All entries must be extracted exactly, with nothing added or dropped.
* start INFORMATION PROVIDED *
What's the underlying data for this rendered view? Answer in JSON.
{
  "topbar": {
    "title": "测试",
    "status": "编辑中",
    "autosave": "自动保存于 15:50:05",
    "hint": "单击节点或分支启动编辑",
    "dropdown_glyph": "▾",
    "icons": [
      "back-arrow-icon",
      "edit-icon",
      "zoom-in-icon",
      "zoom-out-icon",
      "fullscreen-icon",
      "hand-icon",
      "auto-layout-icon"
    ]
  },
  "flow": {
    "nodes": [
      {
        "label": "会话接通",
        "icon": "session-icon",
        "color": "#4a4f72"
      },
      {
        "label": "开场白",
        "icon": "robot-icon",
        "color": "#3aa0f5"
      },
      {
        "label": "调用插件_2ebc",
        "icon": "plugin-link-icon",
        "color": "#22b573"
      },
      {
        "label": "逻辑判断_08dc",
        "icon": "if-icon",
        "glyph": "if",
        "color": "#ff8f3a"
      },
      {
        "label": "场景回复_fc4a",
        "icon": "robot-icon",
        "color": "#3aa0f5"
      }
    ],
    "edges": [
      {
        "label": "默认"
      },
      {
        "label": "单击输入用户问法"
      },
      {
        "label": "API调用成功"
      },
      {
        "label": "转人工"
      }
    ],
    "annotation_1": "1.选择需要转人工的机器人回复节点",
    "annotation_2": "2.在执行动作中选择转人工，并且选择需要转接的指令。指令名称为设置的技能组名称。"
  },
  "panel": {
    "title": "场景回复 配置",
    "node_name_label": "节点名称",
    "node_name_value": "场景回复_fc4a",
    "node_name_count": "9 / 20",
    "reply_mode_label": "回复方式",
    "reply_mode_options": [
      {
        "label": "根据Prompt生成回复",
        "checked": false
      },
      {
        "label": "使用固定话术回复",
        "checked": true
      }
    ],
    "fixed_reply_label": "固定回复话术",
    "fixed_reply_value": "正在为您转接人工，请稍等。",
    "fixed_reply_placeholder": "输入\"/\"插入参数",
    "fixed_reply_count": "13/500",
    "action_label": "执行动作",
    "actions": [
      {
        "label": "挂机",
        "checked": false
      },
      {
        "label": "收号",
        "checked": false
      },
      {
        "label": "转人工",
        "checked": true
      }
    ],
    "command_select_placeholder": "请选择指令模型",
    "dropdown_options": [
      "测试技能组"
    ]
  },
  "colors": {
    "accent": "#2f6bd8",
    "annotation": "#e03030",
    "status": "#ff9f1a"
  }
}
* end INFORMATION PROVIDED *
■ EXERCISE RESPONSE ■
What's the underlying data for this rendered view? Answer in JSON.
{
  "topbar": {
    "title": "测试",
    "status": "编辑中",
    "autosave": "自动保存于 15:50:05",
    "hint": "单击节点或分支启动编辑",
    "dropdown_glyph": "▾",
    "icons": [
      "back-arrow-icon",
      "edit-icon",
      "zoom-in-icon",
      "zoom-out-icon",
      "fullscreen-icon",
      "hand-icon",
      "auto-layout-icon"
    ]
  },
  "flow": {
    "nodes": [
      {
        "label": "会话接通",
        "icon": "session-icon",
        "color": "#4a4f72"
      },
      {
        "label": "开场白",
        "icon": "robot-icon",
        "color": "#3aa0f5"
      },
      {
        "label": "调用插件_2ebc",
        "icon": "plugin-link-icon",
        "color": "#22b573"
      },
      {
        "label": "逻辑判断_08dc",
        "icon": "if-icon",
        "glyph": "if",
        "color": "#ff8f3a"
      },
      {
        "label": "场景回复_fc4a",
        "icon": "robot-icon",
        "color": "#3aa0f5"
      }
    ],
    "edges": [
      {
        "label": "默认"
      },
      {
        "label": "单击输入用户问法"
      },
      {
        "label": "API调用成功"
      },
      {
        "label": "转人工"
      }
    ],
    "annotation_1": "1.选择需要转人工的机器人回复节点",
    "annotation_2": "2.在执行动作中选择转人工，并且选择需要转接的指令。指令名称为设置的技能组名称。"
  },
  "panel": {
    "title": "场景回复 配置",
    "node_name_label": "节点名称",
    "node_name_value": "场景回复_fc4a",
    "node_name_count": "9 / 20",
    "reply_mode_label": "回复方式",
    "reply_mode_options": [
      {
        "label": "根据Prompt生成回复",
        "checked": false
      },
      {
        "label": "使用固定话术回复",
        "checked": true
      }
    ],
    "fixed_reply_label": "固定回复话术",
    "fixed_reply_value": "正在为您转接人工，请稍等。",
    "fixed_reply_placeholder": "输入\"/\"插入参数",
    "fixed_reply_count": "13/500",
    "action_label": "执行动作",
    "actions": [
      {
        "label": "挂机",
        "checked": false
      },
      {
        "label": "收号",
        "checked": false
      },
      {
        "label": "转人工",
        "checked": true
      }
    ],
    "command_select_placeholder": "请选择指令模型",
    "dropdown_options": [
      "测试技能组"
    ]
  },
  "colors": {
    "accent": "#2f6bd8",
    "annotation": "#e03030",
    "status": "#ff9f1a"
  }
}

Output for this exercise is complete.